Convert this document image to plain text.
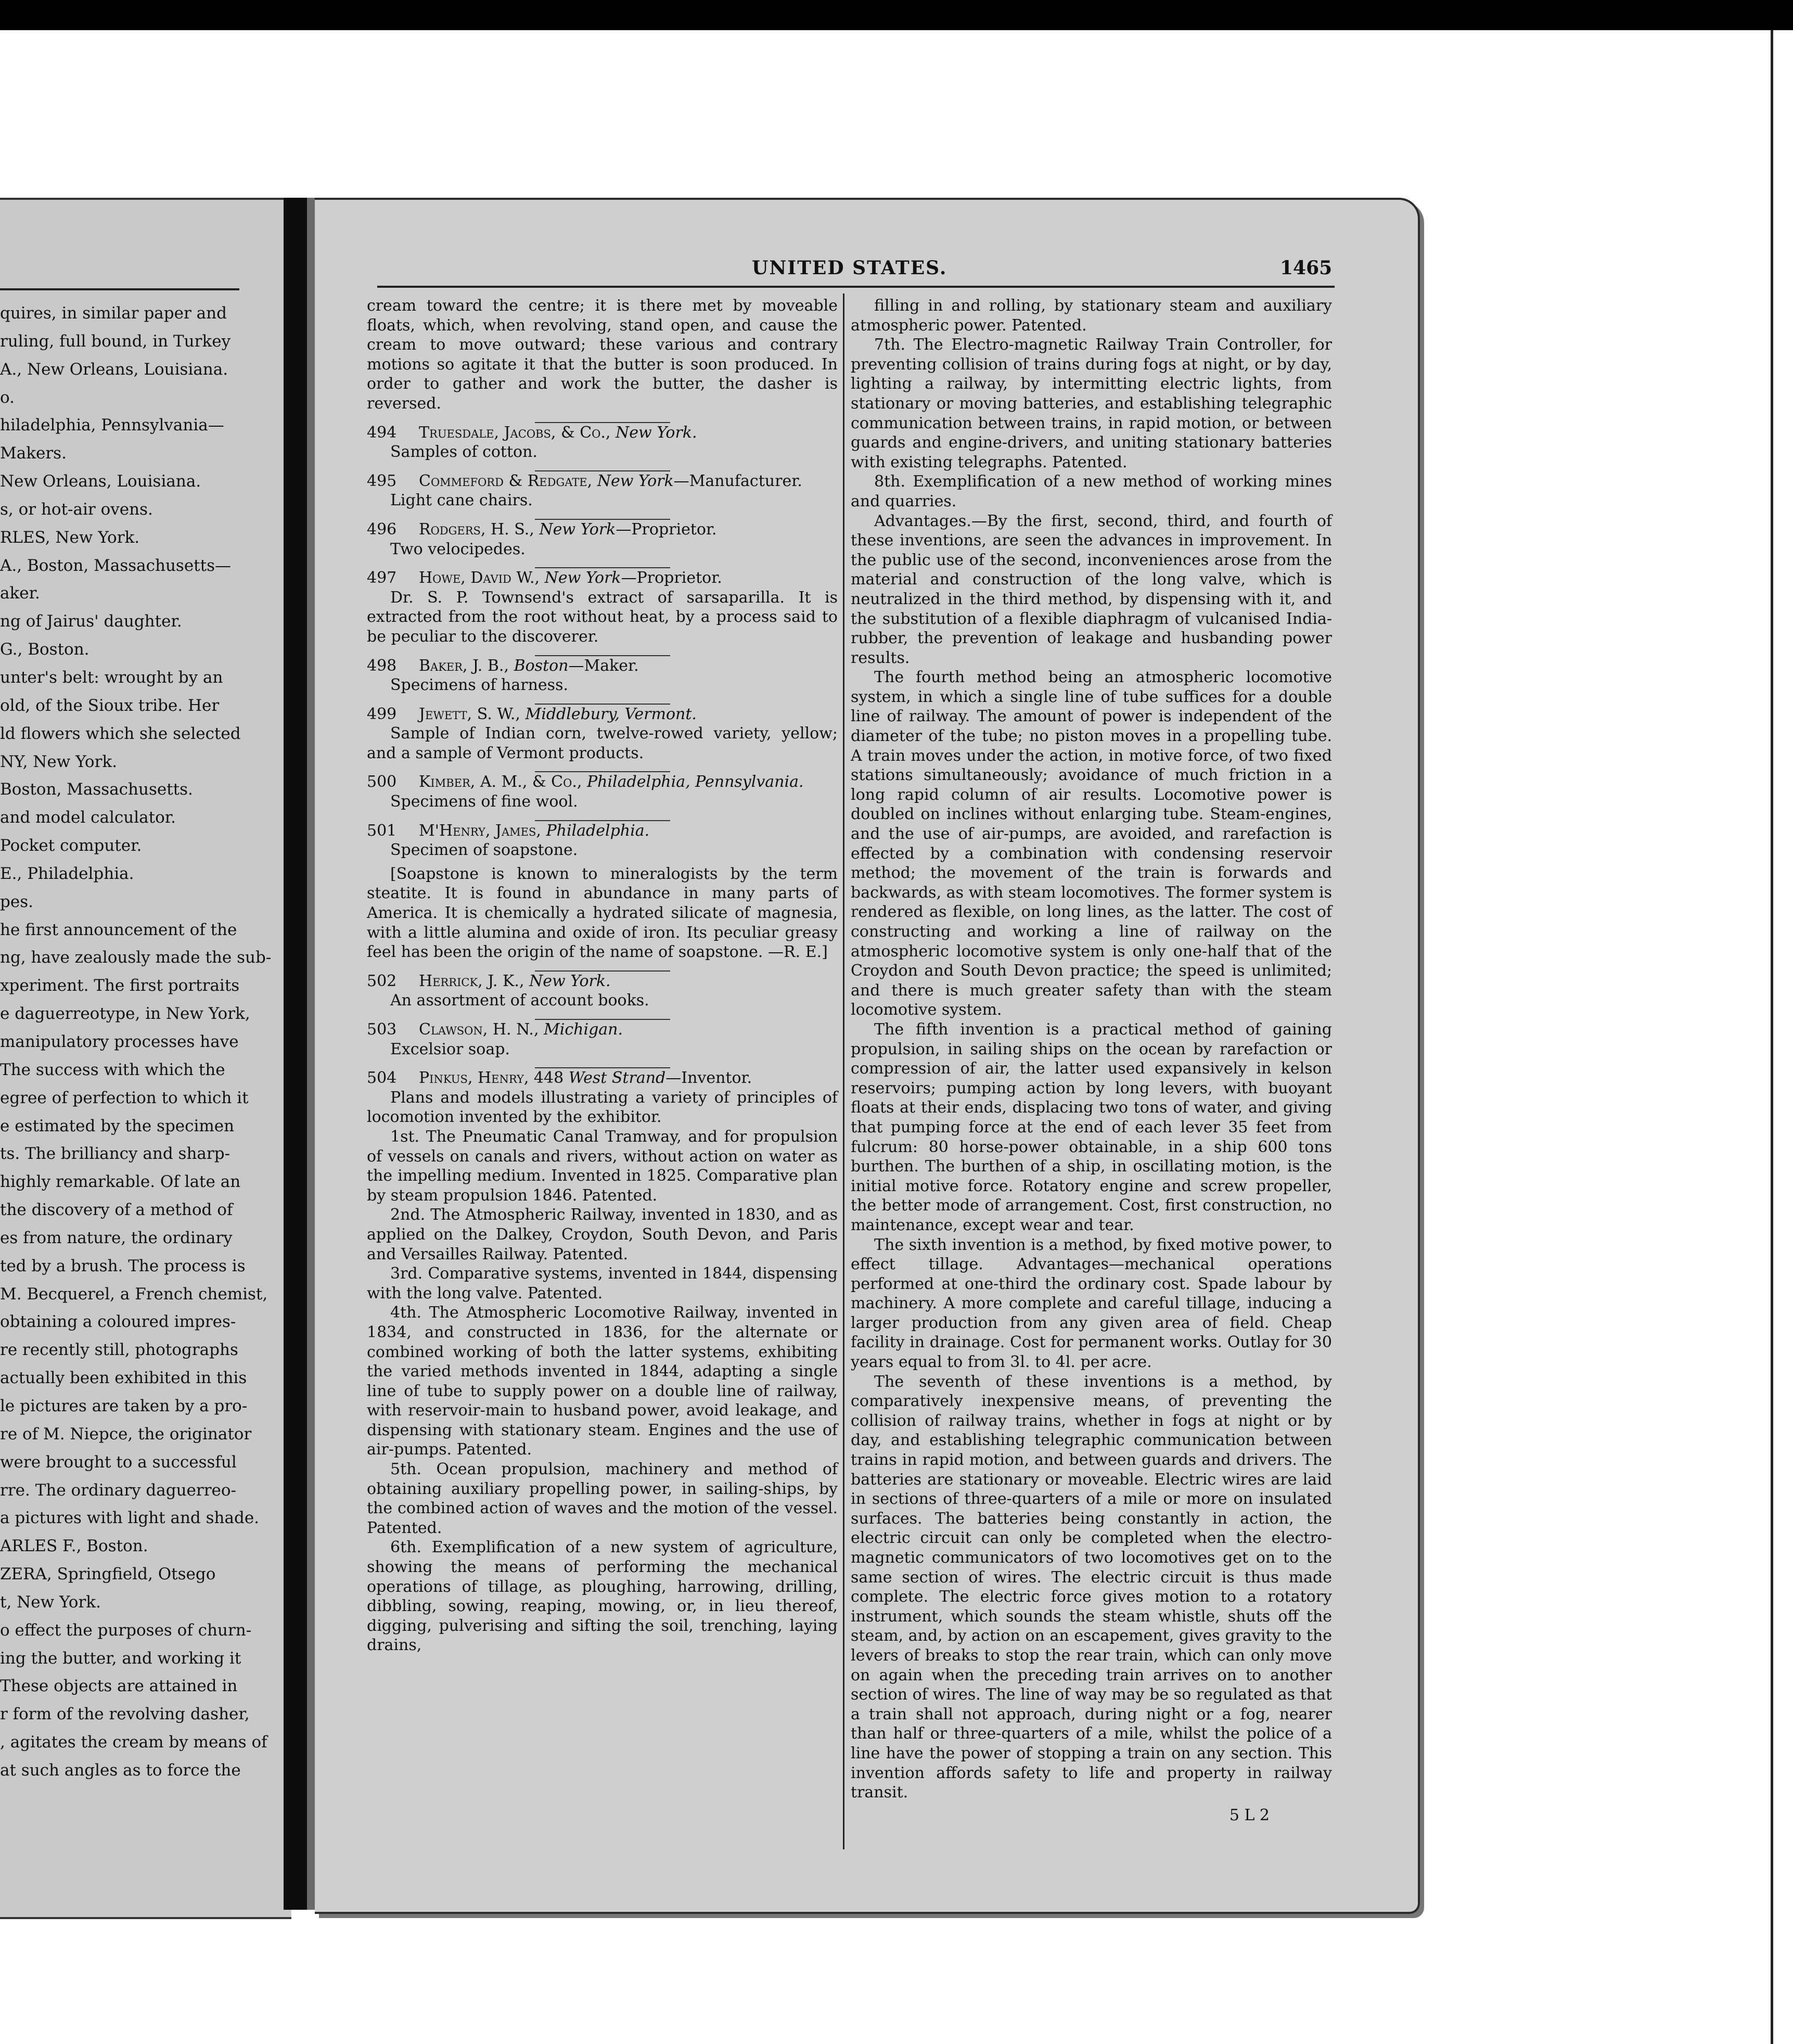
quires, in similar paper and
ruling, full bound, in Turkey
A., New Orleans, Louisiana.
o.
hiladelphia, Pennsylvania—
Makers.
New Orleans, Louisiana.
s, or hot-air ovens.
RLES, New York.
A., Boston, Massachusetts—
aker.
ng of Jairus' daughter.
G., Boston.
unter's belt: wrought by an
old, of the Sioux tribe. Her
ld flowers which she selected
NY, New York.
Boston, Massachusetts.
and model calculator.
Pocket computer.
E., Philadelphia.
pes.
he first announcement of the
ng, have zealously made the sub-
xperiment. The first portraits
e daguerreotype, in New York,
manipulatory processes have
The success with which the
egree of perfection to which it
e estimated by the specimen
ts. The brilliancy and sharp-
highly remarkable. Of late an
the discovery of a method of
es from nature, the ordinary
ted by a brush. The process is
M. Becquerel, a French chemist,
obtaining a coloured impres-
re recently still, photographs
actually been exhibited in this
le pictures are taken by a pro-
re of M. Niepce, the originator
were brought to a successful
rre. The ordinary daguerreo-
a pictures with light and shade.
ARLES F., Boston.
ZERA, Springfield, Otsego
t, New York.
o effect the purposes of churn-
ing the butter, and working it
These objects are attained in
r form of the revolving dasher,
, agitates the cream by means of
at such angles as to force the
UNITED STATES.	1465

cream toward the centre; it is there met by moveable floats, which, when revolving, stand open, and cause the cream to move outward; these various and contrary motions so agitate it that the butter is soon produced. In order to gather and work the butter, the dasher is reversed.

494 Truesdale, Jacobs, & Co., New York.

Samples of cotton.

495 Commeford & Redgate, New York—Manufacturer.

Light cane chairs.

496 Rodgers, H. S., New York—Proprietor.

Two velocipedes.

497 Howe, David W., New York—Proprietor.

Dr. S. P. Townsend's extract of sarsaparilla. It is extracted from the root without heat, by a process said to be peculiar to the discoverer.

498 Baker, J. B., Boston—Maker.

Specimens of harness.

499 Jewett, S. W., Middlebury, Vermont.

Sample of Indian corn, twelve-rowed variety, yellow; and a sample of Vermont products.

500 Kimber, A. M., & Co., Philadelphia, Pennsylvania.

Specimens of fine wool.

501 M'Henry, James, Philadelphia.

Specimen of soapstone.

[Soapstone is known to mineralogists by the term steatite. It is found in abundance in many parts of America. It is chemically a hydrated silicate of magnesia, with a little alumina and oxide of iron. Its peculiar greasy feel has been the origin of the name of soapstone. —R. E.]

502 Herrick, J. K., New York.

An assortment of account books.

503 Clawson, H. N., Michigan.

Excelsior soap.

504 Pinkus, Henry, 448 West Strand—Inventor.

Plans and models illustrating a variety of principles of locomotion invented by the exhibitor.

1st. The Pneumatic Canal Tramway, and for propulsion of vessels on canals and rivers, without action on water as the impelling medium. Invented in 1825. Comparative plan by steam propulsion 1846. Patented.

2nd. The Atmospheric Railway, invented in 1830, and as applied on the Dalkey, Croydon, South Devon, and Paris and Versailles Railway. Patented.

3rd. Comparative systems, invented in 1844, dispensing with the long valve. Patented.

4th. The Atmospheric Locomotive Railway, invented in 1834, and constructed in 1836, for the alternate or combined working of both the latter systems, exhibiting the varied methods invented in 1844, adapting a single line of tube to supply power on a double line of railway, with reservoir-main to husband power, avoid leakage, and dispensing with stationary steam. Engines and the use of air-pumps. Patented.

5th. Ocean propulsion, machinery and method of obtaining auxiliary propelling power, in sailing-ships, by the combined action of waves and the motion of the vessel. Patented.

6th. Exemplification of a new system of agriculture, showing the means of performing the mechanical operations of tillage, as ploughing, harrowing, drilling, dibbling, sowing, reaping, mowing, or, in lieu thereof, digging, pulverising and sifting the soil, trenching, laying drains,

filling in and rolling, by stationary steam and auxiliary atmospheric power. Patented.

7th. The Electro-magnetic Railway Train Controller, for preventing collision of trains during fogs at night, or by day, lighting a railway, by intermitting electric lights, from stationary or moving batteries, and establishing telegraphic communication between trains, in rapid motion, or between guards and engine-drivers, and uniting stationary batteries with existing telegraphs. Patented.

8th. Exemplification of a new method of working mines and quarries.

Advantages.—By the first, second, third, and fourth of these inventions, are seen the advances in improvement. In the public use of the second, inconveniences arose from the material and construction of the long valve, which is neutralized in the third method, by dispensing with it, and the substitution of a flexible diaphragm of vulcanised India-rubber, the prevention of leakage and husbanding power results.

The fourth method being an atmospheric locomotive system, in which a single line of tube suffices for a double line of railway. The amount of power is independent of the diameter of the tube; no piston moves in a propelling tube. A train moves under the action, in motive force, of two fixed stations simultaneously; avoidance of much friction in a long rapid column of air results. Locomotive power is doubled on inclines without enlarging tube. Steam-engines, and the use of air-pumps, are avoided, and rarefaction is effected by a combination with condensing reservoir method; the movement of the train is forwards and backwards, as with steam locomotives. The former system is rendered as flexible, on long lines, as the latter. The cost of constructing and working a line of railway on the atmospheric locomotive system is only one-half that of the Croydon and South Devon practice; the speed is unlimited; and there is much greater safety than with the steam locomotive system.

The fifth invention is a practical method of gaining propulsion, in sailing ships on the ocean by rarefaction or compression of air, the latter used expansively in kelson reservoirs; pumping action by long levers, with buoyant floats at their ends, displacing two tons of water, and giving that pumping force at the end of each lever 35 feet from fulcrum: 80 horse-power obtainable, in a ship 600 tons burthen. The burthen of a ship, in oscillating motion, is the initial motive force. Rotatory engine and screw propeller, the better mode of arrangement. Cost, first construction, no maintenance, except wear and tear.

The sixth invention is a method, by fixed motive power, to effect tillage. Advantages—mechanical operations performed at one-third the ordinary cost. Spade labour by machinery. A more complete and careful tillage, inducing a larger production from any given area of field. Cheap facility in drainage. Cost for permanent works. Outlay for 30 years equal to from 3l. to 4l. per acre.

The seventh of these inventions is a method, by comparatively inexpensive means, of preventing the collision of railway trains, whether in fogs at night or by day, and establishing telegraphic communication between trains in rapid motion, and between guards and drivers. The batteries are stationary or moveable. Electric wires are laid in sections of three-quarters of a mile or more on insulated surfaces. The batteries being constantly in action, the electric circuit can only be completed when the electro-magnetic communicators of two locomotives get on to the same section of wires. The electric circuit is thus made complete. The electric force gives motion to a rotatory instrument, which sounds the steam whistle, shuts off the steam, and, by action on an escapement, gives gravity to the levers of breaks to stop the rear train, which can only move on again when the preceding train arrives on to another section of wires. The line of way may be so regulated as that a train shall not approach, during night or a fog, nearer than half or three-quarters of a mile, whilst the police of a line have the power of stopping a train on any section. This invention affords safety to life and property in railway transit.

5 L 2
********
TASK -> Repeat every record above exactly, but leave out any pictures.

CORRECT ANSWER ->
Convert this document image to plain text.
quires, in similar paper and
ruling, full bound, in Turkey
A., New Orleans, Louisiana.
o.
hiladelphia, Pennsylvania—
Makers.
New Orleans, Louisiana.
s, or hot-air ovens.
RLES, New York.
A., Boston, Massachusetts—
aker.
ng of Jairus' daughter.
G., Boston.
unter's belt: wrought by an
old, of the Sioux tribe. Her
ld flowers which she selected
NY, New York.
Boston, Massachusetts.
and model calculator.
Pocket computer.
E., Philadelphia.
pes.
he first announcement of the
ng, have zealously made the sub-
xperiment. The first portraits
e daguerreotype, in New York,
manipulatory processes have
The success with which the
egree of perfection to which it
e estimated by the specimen
ts. The brilliancy and sharp-
highly remarkable. Of late an
the discovery of a method of
es from nature, the ordinary
ted by a brush. The process is
M. Becquerel, a French chemist,
obtaining a coloured impres-
re recently still, photographs
actually been exhibited in this
le pictures are taken by a pro-
re of M. Niepce, the originator
were brought to a successful
rre. The ordinary daguerreo-
a pictures with light and shade.
ARLES F., Boston.
ZERA, Springfield, Otsego
t, New York.
o effect the purposes of churn-
ing the butter, and working it
These objects are attained in
r form of the revolving dasher,
, agitates the cream by means of
at such angles as to force the
UNITED STATES.	1465

cream toward the centre; it is there met by moveable floats, which, when revolving, stand open, and cause the cream to move outward; these various and contrary motions so agitate it that the butter is soon produced. In order to gather and work the butter, the dasher is reversed.

494 Truesdale, Jacobs, & Co., New York.

Samples of cotton.

495 Commeford & Redgate, New York—Manufacturer.

Light cane chairs.

496 Rodgers, H. S., New York—Proprietor.

Two velocipedes.

497 Howe, David W., New York—Proprietor.

Dr. S. P. Townsend's extract of sarsaparilla. It is extracted from the root without heat, by a process said to be peculiar to the discoverer.

498 Baker, J. B., Boston—Maker.

Specimens of harness.

499 Jewett, S. W., Middlebury, Vermont.

Sample of Indian corn, twelve-rowed variety, yellow; and a sample of Vermont products.

500 Kimber, A. M., & Co., Philadelphia, Pennsylvania.

Specimens of fine wool.

501 M'Henry, James, Philadelphia.

Specimen of soapstone.

[Soapstone is known to mineralogists by the term steatite. It is found in abundance in many parts of America. It is chemically a hydrated silicate of magnesia, with a little alumina and oxide of iron. Its peculiar greasy feel has been the origin of the name of soapstone. —R. E.]

502 Herrick, J. K., New York.

An assortment of account books.

503 Clawson, H. N., Michigan.

Excelsior soap.

504 Pinkus, Henry, 448 West Strand—Inventor.

Plans and models illustrating a variety of principles of locomotion invented by the exhibitor.

1st. The Pneumatic Canal Tramway, and for propulsion of vessels on canals and rivers, without action on water as the impelling medium. Invented in 1825. Comparative plan by steam propulsion 1846. Patented.

2nd. The Atmospheric Railway, invented in 1830, and as applied on the Dalkey, Croydon, South Devon, and Paris and Versailles Railway. Patented.

3rd. Comparative systems, invented in 1844, dispensing with the long valve. Patented.

4th. The Atmospheric Locomotive Railway, invented in 1834, and constructed in 1836, for the alternate or combined working of both the latter systems, exhibiting the varied methods invented in 1844, adapting a single line of tube to supply power on a double line of railway, with reservoir-main to husband power, avoid leakage, and dispensing with stationary steam. Engines and the use of air-pumps. Patented.

5th. Ocean propulsion, machinery and method of obtaining auxiliary propelling power, in sailing-ships, by the combined action of waves and the motion of the vessel. Patented.

6th. Exemplification of a new system of agriculture, showing the means of performing the mechanical operations of tillage, as ploughing, harrowing, drilling, dibbling, sowing, reaping, mowing, or, in lieu thereof, digging, pulverising and sifting the soil, trenching, laying drains,

filling in and rolling, by stationary steam and auxiliary atmospheric power. Patented.

7th. The Electro-magnetic Railway Train Controller, for preventing collision of trains during fogs at night, or by day, lighting a railway, by intermitting electric lights, from stationary or moving batteries, and establishing telegraphic communication between trains, in rapid motion, or between guards and engine-drivers, and uniting stationary batteries with existing telegraphs. Patented.

8th. Exemplification of a new method of working mines and quarries.

Advantages.—By the first, second, third, and fourth of these inventions, are seen the advances in improvement. In the public use of the second, inconveniences arose from the material and construction of the long valve, which is neutralized in the third method, by dispensing with it, and the substitution of a flexible diaphragm of vulcanised India-rubber, the prevention of leakage and husbanding power results.

The fourth method being an atmospheric locomotive system, in which a single line of tube suffices for a double line of railway. The amount of power is independent of the diameter of the tube; no piston moves in a propelling tube. A train moves under the action, in motive force, of two fixed stations simultaneously; avoidance of much friction in a long rapid column of air results. Locomotive power is doubled on inclines without enlarging tube. Steam-engines, and the use of air-pumps, are avoided, and rarefaction is effected by a combination with condensing reservoir method; the movement of the train is forwards and backwards, as with steam locomotives. The former system is rendered as flexible, on long lines, as the latter. The cost of constructing and working a line of railway on the atmospheric locomotive system is only one-half that of the Croydon and South Devon practice; the speed is unlimited; and there is much greater safety than with the steam locomotive system.

The fifth invention is a practical method of gaining propulsion, in sailing ships on the ocean by rarefaction or compression of air, the latter used expansively in kelson reservoirs; pumping action by long levers, with buoyant floats at their ends, displacing two tons of water, and giving that pumping force at the end of each lever 35 feet from fulcrum: 80 horse-power obtainable, in a ship 600 tons burthen. The burthen of a ship, in oscillating motion, is the initial motive force. Rotatory engine and screw propeller, the better mode of arrangement. Cost, first construction, no maintenance, except wear and tear.

The sixth invention is a method, by fixed motive power, to effect tillage. Advantages—mechanical operations performed at one-third the ordinary cost. Spade labour by machinery. A more complete and careful tillage, inducing a larger production from any given area of field. Cheap facility in drainage. Cost for permanent works. Outlay for 30 years equal to from 3l. to 4l. per acre.

The seventh of these inventions is a method, by comparatively inexpensive means, of preventing the collision of railway trains, whether in fogs at night or by day, and establishing telegraphic communication between trains in rapid motion, and between guards and drivers. The batteries are stationary or moveable. Electric wires are laid in sections of three-quarters of a mile or more on insulated surfaces. The batteries being constantly in action, the electric circuit can only be completed when the electro-magnetic communicators of two locomotives get on to the same section of wires. The electric circuit is thus made complete. The electric force gives motion to a rotatory instrument, which sounds the steam whistle, shuts off the steam, and, by action on an escapement, gives gravity to the levers of breaks to stop the rear train, which can only move on again when the preceding train arrives on to another section of wires. The line of way may be so regulated as that a train shall not approach, during night or a fog, nearer than half or three-quarters of a mile, whilst the police of a line have the power of stopping a train on any section. This invention affords safety to life and property in railway transit.

5 L 2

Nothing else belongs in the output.